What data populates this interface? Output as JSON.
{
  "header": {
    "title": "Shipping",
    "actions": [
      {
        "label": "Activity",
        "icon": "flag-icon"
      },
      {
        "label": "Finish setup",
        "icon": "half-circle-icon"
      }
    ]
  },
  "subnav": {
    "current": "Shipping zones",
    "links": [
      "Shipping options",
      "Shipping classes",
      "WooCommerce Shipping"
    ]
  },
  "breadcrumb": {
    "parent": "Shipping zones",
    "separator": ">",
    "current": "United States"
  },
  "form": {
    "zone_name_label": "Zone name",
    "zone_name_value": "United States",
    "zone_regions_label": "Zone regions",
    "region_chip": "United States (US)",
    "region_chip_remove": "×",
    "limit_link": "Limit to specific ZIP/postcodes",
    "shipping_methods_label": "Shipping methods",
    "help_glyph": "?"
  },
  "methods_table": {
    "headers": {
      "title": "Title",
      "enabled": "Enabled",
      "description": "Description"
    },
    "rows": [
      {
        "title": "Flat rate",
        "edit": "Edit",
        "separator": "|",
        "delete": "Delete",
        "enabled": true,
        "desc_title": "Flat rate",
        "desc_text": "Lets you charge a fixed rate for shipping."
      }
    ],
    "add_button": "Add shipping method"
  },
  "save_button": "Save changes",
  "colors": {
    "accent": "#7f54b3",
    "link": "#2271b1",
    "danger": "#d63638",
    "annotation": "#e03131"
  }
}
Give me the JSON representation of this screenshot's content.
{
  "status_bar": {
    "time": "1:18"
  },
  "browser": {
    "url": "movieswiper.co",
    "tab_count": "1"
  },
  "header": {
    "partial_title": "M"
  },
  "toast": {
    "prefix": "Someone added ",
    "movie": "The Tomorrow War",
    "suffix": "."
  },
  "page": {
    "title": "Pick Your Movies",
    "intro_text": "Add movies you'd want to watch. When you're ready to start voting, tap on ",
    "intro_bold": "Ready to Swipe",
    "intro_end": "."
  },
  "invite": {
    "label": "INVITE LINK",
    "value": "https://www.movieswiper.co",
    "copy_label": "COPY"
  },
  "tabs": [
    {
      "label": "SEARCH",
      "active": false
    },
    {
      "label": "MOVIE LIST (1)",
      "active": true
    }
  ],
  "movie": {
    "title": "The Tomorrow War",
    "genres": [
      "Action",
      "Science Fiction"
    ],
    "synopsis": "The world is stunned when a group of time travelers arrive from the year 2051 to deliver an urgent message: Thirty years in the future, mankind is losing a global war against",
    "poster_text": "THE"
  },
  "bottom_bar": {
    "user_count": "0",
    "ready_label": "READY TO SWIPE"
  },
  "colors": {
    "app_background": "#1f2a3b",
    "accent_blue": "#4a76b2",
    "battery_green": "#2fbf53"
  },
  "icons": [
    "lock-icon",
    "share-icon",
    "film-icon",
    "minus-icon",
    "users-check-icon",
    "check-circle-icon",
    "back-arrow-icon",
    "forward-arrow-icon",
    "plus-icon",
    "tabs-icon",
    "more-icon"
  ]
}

————————

§ STATED TASK
Filter the records above and return every line that holds the word "movieswiper".

§ THE COMPLETED TASK
    "url": "movieswiper.co",
    "value": "https://www.movieswiper.co",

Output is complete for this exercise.